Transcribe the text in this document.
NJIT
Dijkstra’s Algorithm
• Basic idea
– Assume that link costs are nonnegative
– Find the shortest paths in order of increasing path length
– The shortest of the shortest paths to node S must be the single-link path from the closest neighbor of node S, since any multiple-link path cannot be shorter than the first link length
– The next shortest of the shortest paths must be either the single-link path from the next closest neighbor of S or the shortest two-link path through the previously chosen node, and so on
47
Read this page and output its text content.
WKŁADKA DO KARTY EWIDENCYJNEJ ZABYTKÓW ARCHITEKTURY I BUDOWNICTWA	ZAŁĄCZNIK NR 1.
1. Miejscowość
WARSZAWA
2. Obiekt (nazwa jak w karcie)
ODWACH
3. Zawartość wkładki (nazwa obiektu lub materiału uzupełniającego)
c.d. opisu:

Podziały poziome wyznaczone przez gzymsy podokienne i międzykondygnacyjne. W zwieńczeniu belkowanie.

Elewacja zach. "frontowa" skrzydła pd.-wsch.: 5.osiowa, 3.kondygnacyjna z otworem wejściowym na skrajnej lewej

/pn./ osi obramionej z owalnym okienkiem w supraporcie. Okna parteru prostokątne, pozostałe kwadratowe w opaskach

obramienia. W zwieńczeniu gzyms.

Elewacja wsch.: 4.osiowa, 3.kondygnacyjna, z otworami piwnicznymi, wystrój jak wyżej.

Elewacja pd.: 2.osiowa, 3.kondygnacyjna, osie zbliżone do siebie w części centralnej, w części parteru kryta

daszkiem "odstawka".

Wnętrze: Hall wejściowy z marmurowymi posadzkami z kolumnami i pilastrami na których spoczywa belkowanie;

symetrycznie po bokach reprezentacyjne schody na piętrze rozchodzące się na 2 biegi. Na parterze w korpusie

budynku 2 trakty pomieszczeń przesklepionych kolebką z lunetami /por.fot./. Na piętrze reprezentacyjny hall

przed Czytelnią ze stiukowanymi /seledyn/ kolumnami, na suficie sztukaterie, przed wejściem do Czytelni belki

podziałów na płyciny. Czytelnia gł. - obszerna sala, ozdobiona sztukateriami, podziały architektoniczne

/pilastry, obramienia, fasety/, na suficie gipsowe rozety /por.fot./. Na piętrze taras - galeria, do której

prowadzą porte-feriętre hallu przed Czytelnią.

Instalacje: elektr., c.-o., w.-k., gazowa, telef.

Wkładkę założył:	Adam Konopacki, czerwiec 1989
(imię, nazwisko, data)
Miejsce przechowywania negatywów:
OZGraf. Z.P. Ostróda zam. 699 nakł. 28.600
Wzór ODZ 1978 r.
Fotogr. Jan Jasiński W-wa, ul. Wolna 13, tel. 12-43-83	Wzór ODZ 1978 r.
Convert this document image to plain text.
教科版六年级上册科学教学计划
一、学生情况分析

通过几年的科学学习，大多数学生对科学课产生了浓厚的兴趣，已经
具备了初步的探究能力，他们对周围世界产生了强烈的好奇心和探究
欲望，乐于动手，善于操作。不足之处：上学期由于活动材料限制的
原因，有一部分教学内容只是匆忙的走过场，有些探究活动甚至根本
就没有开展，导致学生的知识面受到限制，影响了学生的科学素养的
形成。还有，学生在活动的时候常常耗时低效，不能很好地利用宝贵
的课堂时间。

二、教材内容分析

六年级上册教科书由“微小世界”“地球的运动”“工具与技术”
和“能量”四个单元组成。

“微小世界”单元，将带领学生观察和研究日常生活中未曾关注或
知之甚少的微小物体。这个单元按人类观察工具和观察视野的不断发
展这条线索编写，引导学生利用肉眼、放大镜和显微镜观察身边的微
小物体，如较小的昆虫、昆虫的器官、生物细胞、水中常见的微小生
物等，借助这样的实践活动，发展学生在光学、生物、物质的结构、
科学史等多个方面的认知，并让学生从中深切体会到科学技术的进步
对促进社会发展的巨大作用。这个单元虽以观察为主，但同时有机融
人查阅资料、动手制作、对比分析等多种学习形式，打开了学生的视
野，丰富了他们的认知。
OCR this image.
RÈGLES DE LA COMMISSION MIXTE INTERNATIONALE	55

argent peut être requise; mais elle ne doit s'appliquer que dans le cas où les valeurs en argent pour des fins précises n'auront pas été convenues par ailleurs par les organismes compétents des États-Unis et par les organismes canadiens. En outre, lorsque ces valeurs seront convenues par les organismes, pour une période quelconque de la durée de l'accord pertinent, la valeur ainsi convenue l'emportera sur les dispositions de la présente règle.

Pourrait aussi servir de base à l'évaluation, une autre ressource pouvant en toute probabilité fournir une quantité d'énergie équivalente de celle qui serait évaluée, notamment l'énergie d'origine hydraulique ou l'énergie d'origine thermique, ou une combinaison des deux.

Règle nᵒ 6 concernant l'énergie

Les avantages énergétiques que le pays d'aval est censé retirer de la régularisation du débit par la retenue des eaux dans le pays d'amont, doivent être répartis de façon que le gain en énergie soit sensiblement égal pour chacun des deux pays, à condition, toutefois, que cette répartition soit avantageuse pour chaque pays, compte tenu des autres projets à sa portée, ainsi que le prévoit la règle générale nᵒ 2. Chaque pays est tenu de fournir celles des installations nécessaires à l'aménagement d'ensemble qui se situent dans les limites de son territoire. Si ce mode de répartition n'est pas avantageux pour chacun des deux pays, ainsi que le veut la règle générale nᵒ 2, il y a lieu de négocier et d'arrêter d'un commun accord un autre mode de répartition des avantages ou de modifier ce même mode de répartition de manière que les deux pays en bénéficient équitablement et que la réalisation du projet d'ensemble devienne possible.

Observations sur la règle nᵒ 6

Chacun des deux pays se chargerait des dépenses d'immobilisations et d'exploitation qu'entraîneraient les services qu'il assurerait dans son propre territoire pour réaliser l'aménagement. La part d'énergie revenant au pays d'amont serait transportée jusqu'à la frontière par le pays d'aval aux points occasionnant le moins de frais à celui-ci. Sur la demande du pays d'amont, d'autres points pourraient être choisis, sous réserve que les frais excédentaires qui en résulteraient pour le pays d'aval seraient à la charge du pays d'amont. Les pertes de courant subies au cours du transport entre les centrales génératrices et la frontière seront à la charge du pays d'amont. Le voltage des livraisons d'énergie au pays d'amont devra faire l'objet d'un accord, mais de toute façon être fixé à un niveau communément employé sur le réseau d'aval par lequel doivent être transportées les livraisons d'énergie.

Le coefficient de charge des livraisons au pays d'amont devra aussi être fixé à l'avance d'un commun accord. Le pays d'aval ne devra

Task requirements: Copy every record exactly, with nothing added or dropped.

Solution:
Transcribe the text in this document.
NJIT
Dijkstra’s Algorithm
• Basic idea
– Assume that link costs are nonnegative
– Find the shortest paths in order of increasing path length
– The shortest of the shortest paths to node S must be the single-link path from the closest neighbor of node S, since any multiple-link path cannot be shorter than the first link length
– The next shortest of the shortest paths must be either the single-link path from the next closest neighbor of S or the shortest two-link path through the previously chosen node, and so on
47
Read this page and output its text content.
WKŁADKA DO KARTY EWIDENCYJNEJ ZABYTKÓW ARCHITEKTURY I BUDOWNICTWA	ZAŁĄCZNIK NR 1.
1. Miejscowość
WARSZAWA
2. Obiekt (nazwa jak w karcie)
ODWACH
3. Zawartość wkładki (nazwa obiektu lub materiału uzupełniającego)
c.d. opisu:

Podziały poziome wyznaczone przez gzymsy podokienne i międzykondygnacyjne. W zwieńczeniu belkowanie.

Elewacja zach. "frontowa" skrzydła pd.-wsch.: 5.osiowa, 3.kondygnacyjna z otworem wejściowym na skrajnej lewej

/pn./ osi obramionej z owalnym okienkiem w supraporcie. Okna parteru prostokątne, pozostałe kwadratowe w opaskach

obramienia. W zwieńczeniu gzyms.

Elewacja wsch.: 4.osiowa, 3.kondygnacyjna, z otworami piwnicznymi, wystrój jak wyżej.

Elewacja pd.: 2.osiowa, 3.kondygnacyjna, osie zbliżone do siebie w części centralnej, w części parteru kryta

daszkiem "odstawka".

Wnętrze: Hall wejściowy z marmurowymi posadzkami z kolumnami i pilastrami na których spoczywa belkowanie;

symetrycznie po bokach reprezentacyjne schody na piętrze rozchodzące się na 2 biegi. Na parterze w korpusie

budynku 2 trakty pomieszczeń przesklepionych kolebką z lunetami /por.fot./. Na piętrze reprezentacyjny hall

przed Czytelnią ze stiukowanymi /seledyn/ kolumnami, na suficie sztukaterie, przed wejściem do Czytelni belki

podziałów na płyciny. Czytelnia gł. - obszerna sala, ozdobiona sztukateriami, podziały architektoniczne

/pilastry, obramienia, fasety/, na suficie gipsowe rozety /por.fot./. Na piętrze taras - galeria, do której

prowadzą porte-feriętre hallu przed Czytelnią.

Instalacje: elektr., c.-o., w.-k., gazowa, telef.

Wkładkę założył:	Adam Konopacki, czerwiec 1989
(imię, nazwisko, data)
Miejsce przechowywania negatywów:
OZGraf. Z.P. Ostróda zam. 699 nakł. 28.600
Wzór ODZ 1978 r.
Fotogr. Jan Jasiński W-wa, ul. Wolna 13, tel. 12-43-83	Wzór ODZ 1978 r.
Convert this document image to plain text.
教科版六年级上册科学教学计划
一、学生情况分析

通过几年的科学学习，大多数学生对科学课产生了浓厚的兴趣，已经
具备了初步的探究能力，他们对周围世界产生了强烈的好奇心和探究
欲望，乐于动手，善于操作。不足之处：上学期由于活动材料限制的
原因，有一部分教学内容只是匆忙的走过场，有些探究活动甚至根本
就没有开展，导致学生的知识面受到限制，影响了学生的科学素养的
形成。还有，学生在活动的时候常常耗时低效，不能很好地利用宝贵
的课堂时间。

二、教材内容分析

六年级上册教科书由“微小世界”“地球的运动”“工具与技术”
和“能量”四个单元组成。

“微小世界”单元，将带领学生观察和研究日常生活中未曾关注或
知之甚少的微小物体。这个单元按人类观察工具和观察视野的不断发
展这条线索编写，引导学生利用肉眼、放大镜和显微镜观察身边的微
小物体，如较小的昆虫、昆虫的器官、生物细胞、水中常见的微小生
物等，借助这样的实践活动，发展学生在光学、生物、物质的结构、
科学史等多个方面的认知，并让学生从中深切体会到科学技术的进步
对促进社会发展的巨大作用。这个单元虽以观察为主，但同时有机融
人查阅资料、动手制作、对比分析等多种学习形式，打开了学生的视
野，丰富了他们的认知。
OCR this image.
RÈGLES DE LA COMMISSION MIXTE INTERNATIONALE	55

argent peut être requise; mais elle ne doit s'appliquer que dans le cas où les valeurs en argent pour des fins précises n'auront pas été convenues par ailleurs par les organismes compétents des États-Unis et par les organismes canadiens. En outre, lorsque ces valeurs seront convenues par les organismes, pour une période quelconque de la durée de l'accord pertinent, la valeur ainsi convenue l'emportera sur les dispositions de la présente règle.

Pourrait aussi servir de base à l'évaluation, une autre ressource pouvant en toute probabilité fournir une quantité d'énergie équivalente de celle qui serait évaluée, notamment l'énergie d'origine hydraulique ou l'énergie d'origine thermique, ou une combinaison des deux.

Règle nᵒ 6 concernant l'énergie

Les avantages énergétiques que le pays d'aval est censé retirer de la régularisation du débit par la retenue des eaux dans le pays d'amont, doivent être répartis de façon que le gain en énergie soit sensiblement égal pour chacun des deux pays, à condition, toutefois, que cette répartition soit avantageuse pour chaque pays, compte tenu des autres projets à sa portée, ainsi que le prévoit la règle générale nᵒ 2. Chaque pays est tenu de fournir celles des installations nécessaires à l'aménagement d'ensemble qui se situent dans les limites de son territoire. Si ce mode de répartition n'est pas avantageux pour chacun des deux pays, ainsi que le veut la règle générale nᵒ 2, il y a lieu de négocier et d'arrêter d'un commun accord un autre mode de répartition des avantages ou de modifier ce même mode de répartition de manière que les deux pays en bénéficient équitablement et que la réalisation du projet d'ensemble devienne possible.

Observations sur la règle nᵒ 6

Chacun des deux pays se chargerait des dépenses d'immobilisations et d'exploitation qu'entraîneraient les services qu'il assurerait dans son propre territoire pour réaliser l'aménagement. La part d'énergie revenant au pays d'amont serait transportée jusqu'à la frontière par le pays d'aval aux points occasionnant le moins de frais à celui-ci. Sur la demande du pays d'amont, d'autres points pourraient être choisis, sous réserve que les frais excédentaires qui en résulteraient pour le pays d'aval seraient à la charge du pays d'amont. Les pertes de courant subies au cours du transport entre les centrales génératrices et la frontière seront à la charge du pays d'amont. Le voltage des livraisons d'énergie au pays d'amont devra faire l'objet d'un accord, mais de toute façon être fixé à un niveau communément employé sur le réseau d'aval par lequel doivent être transportées les livraisons d'énergie.

Le coefficient de charge des livraisons au pays d'amont devra aussi être fixé à l'avance d'un commun accord. Le pays d'aval ne devra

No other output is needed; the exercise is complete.